- Exercise prompt:
Select each line where the word "xlabel" appears.

- Supplied entries:
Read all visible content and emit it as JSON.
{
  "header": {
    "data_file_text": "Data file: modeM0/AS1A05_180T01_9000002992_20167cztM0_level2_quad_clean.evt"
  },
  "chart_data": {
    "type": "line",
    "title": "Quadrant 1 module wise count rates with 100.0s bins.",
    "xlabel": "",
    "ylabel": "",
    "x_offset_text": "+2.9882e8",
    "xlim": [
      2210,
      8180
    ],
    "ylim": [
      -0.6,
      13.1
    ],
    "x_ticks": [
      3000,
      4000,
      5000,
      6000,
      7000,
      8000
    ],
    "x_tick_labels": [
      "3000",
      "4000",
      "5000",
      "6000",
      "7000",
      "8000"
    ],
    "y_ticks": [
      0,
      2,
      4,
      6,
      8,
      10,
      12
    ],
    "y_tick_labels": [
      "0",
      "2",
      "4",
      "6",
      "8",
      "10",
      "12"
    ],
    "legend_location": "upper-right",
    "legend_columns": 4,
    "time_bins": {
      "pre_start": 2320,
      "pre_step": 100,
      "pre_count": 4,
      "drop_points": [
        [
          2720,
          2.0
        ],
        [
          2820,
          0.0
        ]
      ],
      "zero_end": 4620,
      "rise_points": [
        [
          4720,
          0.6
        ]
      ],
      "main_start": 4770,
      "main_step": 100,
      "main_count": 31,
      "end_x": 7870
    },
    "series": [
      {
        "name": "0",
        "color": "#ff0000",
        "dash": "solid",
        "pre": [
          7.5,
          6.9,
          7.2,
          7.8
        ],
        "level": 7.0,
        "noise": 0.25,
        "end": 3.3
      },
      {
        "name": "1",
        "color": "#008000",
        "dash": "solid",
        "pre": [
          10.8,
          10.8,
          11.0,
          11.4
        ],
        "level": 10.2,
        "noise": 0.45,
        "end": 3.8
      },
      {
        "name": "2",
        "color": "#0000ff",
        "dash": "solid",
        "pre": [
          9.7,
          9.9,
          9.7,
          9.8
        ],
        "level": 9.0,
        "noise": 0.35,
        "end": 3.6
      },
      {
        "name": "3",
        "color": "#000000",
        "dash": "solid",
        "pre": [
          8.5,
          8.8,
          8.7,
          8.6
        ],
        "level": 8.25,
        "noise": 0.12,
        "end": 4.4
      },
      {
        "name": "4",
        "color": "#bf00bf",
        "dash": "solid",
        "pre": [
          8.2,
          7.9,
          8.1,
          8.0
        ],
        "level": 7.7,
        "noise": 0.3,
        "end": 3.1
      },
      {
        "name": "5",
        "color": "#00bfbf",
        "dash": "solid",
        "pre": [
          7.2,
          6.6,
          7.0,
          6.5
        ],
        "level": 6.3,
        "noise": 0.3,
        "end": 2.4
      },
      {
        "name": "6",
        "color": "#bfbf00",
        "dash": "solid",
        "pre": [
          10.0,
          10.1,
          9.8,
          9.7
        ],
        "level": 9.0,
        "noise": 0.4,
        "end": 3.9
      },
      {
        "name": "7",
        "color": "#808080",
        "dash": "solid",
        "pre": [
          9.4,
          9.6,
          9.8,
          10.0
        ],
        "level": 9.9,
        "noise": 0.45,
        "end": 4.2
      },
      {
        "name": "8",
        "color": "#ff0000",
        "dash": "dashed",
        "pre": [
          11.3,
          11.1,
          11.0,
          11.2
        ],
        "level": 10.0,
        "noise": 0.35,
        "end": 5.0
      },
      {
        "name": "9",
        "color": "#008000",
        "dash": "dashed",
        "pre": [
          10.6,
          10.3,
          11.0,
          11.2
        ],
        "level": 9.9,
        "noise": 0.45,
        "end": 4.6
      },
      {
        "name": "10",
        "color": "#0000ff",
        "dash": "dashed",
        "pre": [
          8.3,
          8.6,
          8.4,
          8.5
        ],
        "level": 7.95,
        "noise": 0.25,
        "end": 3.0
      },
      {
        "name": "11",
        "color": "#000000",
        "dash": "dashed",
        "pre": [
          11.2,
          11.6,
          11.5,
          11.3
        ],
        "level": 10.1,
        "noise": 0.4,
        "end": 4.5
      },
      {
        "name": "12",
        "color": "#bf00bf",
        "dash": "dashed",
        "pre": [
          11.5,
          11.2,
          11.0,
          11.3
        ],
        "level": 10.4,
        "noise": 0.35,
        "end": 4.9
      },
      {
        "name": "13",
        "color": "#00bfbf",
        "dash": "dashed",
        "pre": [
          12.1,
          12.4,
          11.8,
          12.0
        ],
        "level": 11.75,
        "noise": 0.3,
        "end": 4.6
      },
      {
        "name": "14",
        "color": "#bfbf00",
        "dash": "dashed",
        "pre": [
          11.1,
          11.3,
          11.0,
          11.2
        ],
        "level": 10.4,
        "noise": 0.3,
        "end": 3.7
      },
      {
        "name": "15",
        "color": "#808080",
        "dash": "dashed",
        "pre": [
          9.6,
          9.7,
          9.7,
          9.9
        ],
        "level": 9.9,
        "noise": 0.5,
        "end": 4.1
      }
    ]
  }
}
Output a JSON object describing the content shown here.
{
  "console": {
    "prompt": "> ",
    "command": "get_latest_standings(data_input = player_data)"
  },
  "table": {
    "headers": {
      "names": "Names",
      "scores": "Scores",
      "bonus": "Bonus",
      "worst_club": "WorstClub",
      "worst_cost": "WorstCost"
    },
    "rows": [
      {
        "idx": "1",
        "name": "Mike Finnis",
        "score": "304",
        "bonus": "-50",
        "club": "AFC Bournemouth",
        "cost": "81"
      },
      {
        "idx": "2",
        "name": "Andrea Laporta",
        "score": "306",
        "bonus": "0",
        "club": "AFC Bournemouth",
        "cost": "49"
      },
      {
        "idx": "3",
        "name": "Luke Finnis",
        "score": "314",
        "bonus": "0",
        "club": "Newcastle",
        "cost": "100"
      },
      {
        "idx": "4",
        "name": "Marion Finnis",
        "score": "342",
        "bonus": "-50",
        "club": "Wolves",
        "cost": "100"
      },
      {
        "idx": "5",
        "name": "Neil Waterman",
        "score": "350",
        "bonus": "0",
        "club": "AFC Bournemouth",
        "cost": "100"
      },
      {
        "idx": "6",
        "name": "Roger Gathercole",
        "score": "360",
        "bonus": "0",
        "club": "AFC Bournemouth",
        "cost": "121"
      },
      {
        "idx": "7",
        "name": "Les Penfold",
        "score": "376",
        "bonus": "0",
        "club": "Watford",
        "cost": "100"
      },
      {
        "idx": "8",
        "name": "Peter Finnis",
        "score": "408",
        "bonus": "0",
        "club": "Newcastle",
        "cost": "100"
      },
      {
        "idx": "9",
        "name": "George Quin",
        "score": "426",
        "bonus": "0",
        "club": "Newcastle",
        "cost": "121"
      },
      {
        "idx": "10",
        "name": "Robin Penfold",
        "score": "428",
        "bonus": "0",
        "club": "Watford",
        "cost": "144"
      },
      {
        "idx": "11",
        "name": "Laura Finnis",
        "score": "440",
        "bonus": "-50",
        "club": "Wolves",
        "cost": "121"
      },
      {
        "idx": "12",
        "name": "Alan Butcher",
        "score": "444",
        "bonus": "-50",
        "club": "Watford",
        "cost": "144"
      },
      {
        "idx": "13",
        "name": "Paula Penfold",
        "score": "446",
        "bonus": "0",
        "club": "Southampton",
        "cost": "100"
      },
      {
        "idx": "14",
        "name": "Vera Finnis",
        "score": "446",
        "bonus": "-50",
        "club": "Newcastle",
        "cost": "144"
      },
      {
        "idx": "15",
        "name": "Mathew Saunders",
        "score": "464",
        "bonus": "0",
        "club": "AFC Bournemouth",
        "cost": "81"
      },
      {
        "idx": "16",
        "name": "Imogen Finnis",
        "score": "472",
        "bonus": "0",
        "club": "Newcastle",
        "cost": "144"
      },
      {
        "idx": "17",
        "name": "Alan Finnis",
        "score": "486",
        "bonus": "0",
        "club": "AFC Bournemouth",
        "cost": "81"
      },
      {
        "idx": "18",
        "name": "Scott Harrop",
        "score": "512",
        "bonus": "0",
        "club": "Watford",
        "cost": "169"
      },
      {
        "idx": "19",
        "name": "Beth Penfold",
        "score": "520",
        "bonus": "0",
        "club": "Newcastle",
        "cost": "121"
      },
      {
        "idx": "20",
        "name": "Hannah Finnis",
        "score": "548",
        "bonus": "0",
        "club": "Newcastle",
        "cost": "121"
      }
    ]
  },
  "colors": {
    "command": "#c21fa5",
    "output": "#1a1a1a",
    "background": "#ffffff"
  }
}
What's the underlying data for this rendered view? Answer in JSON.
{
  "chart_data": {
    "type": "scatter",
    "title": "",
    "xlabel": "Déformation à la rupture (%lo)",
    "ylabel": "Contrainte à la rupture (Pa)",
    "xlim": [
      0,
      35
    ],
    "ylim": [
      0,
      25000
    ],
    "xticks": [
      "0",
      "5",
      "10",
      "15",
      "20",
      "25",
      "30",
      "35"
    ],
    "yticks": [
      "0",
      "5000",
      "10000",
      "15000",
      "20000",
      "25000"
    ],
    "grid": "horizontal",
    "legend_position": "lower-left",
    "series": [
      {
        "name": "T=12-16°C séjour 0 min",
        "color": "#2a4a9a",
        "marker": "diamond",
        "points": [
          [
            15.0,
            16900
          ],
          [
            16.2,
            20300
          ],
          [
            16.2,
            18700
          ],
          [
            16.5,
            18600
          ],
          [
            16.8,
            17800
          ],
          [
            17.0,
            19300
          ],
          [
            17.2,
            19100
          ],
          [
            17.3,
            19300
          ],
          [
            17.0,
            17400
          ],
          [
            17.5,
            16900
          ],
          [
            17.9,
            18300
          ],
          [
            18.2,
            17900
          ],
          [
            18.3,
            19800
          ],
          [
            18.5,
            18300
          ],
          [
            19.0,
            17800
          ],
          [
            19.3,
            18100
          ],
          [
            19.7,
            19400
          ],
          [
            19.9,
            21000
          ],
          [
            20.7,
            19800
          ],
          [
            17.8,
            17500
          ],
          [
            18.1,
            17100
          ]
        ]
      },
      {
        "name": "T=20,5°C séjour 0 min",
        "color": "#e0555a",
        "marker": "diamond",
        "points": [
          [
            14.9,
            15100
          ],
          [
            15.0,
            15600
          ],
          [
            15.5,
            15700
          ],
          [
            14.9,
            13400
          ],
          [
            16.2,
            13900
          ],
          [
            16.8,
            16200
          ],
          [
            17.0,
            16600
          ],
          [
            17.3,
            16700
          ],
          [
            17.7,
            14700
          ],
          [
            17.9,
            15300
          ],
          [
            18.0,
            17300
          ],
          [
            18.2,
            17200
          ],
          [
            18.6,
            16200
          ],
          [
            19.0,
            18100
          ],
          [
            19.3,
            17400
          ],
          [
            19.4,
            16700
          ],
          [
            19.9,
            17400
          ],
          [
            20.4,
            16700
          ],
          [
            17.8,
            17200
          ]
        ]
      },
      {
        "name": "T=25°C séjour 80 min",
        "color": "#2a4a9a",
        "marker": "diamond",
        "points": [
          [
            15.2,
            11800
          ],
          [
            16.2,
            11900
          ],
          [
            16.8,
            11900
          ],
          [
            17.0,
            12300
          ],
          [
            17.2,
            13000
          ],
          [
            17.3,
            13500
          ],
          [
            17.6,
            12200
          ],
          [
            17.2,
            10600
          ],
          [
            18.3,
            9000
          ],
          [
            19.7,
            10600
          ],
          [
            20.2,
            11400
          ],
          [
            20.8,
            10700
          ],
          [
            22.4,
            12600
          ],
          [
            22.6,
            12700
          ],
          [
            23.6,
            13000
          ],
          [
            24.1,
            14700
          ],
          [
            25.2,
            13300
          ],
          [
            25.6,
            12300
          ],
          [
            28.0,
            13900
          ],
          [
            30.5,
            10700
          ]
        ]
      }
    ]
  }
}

- Written solution:
    "xlabel": "",
    "xlabel": "Déformation à la rupture (%lo)",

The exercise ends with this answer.